Find every line with the word "chevron". Copy those lines.
::: RAW DATA
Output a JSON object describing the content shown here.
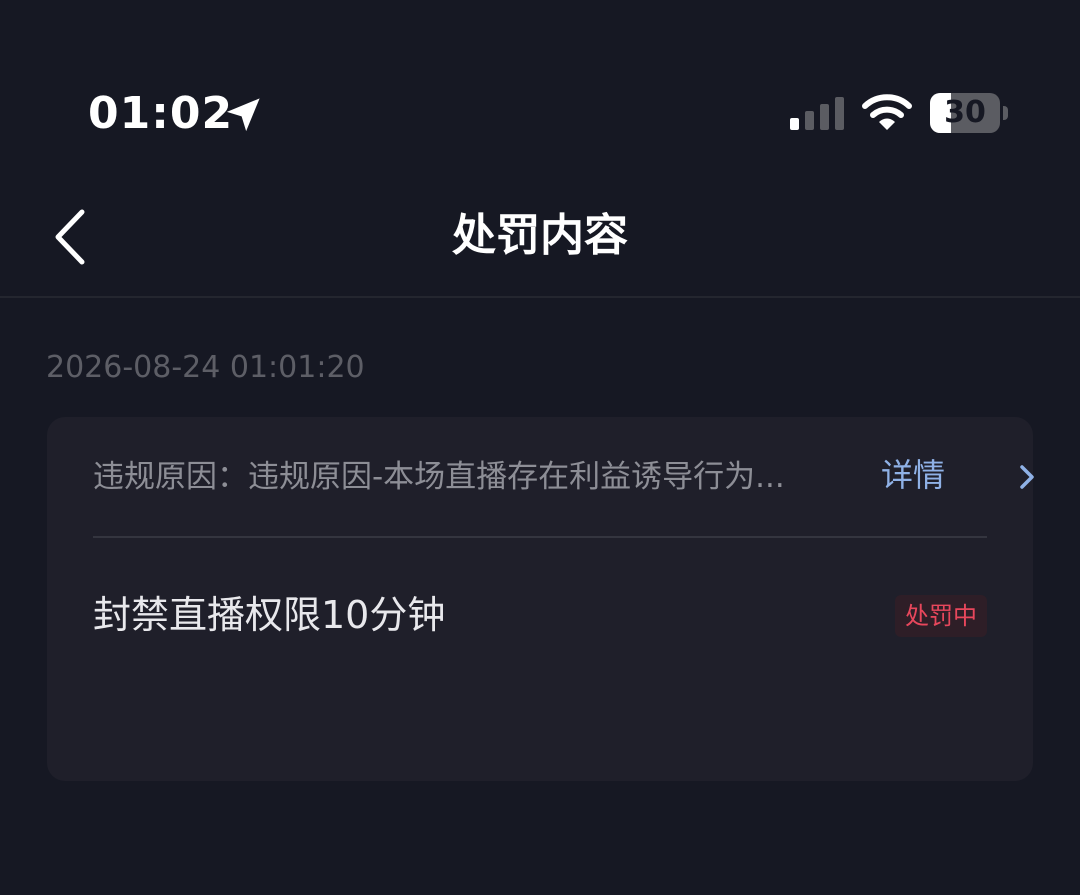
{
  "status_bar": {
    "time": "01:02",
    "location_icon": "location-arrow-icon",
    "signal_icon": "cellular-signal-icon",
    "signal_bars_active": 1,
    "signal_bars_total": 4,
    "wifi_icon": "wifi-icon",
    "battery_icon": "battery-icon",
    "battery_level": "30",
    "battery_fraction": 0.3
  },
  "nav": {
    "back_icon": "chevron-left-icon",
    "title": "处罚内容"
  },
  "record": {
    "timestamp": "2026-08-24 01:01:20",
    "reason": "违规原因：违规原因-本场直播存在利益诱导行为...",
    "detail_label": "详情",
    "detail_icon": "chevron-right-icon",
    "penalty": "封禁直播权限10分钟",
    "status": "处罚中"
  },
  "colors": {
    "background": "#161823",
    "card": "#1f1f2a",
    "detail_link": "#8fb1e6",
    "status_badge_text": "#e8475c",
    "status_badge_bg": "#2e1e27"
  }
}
::::::
→ **COMPLETE OUTPUT**:
    "back_icon": "chevron-left-icon",
    "detail_icon": "chevron-right-icon",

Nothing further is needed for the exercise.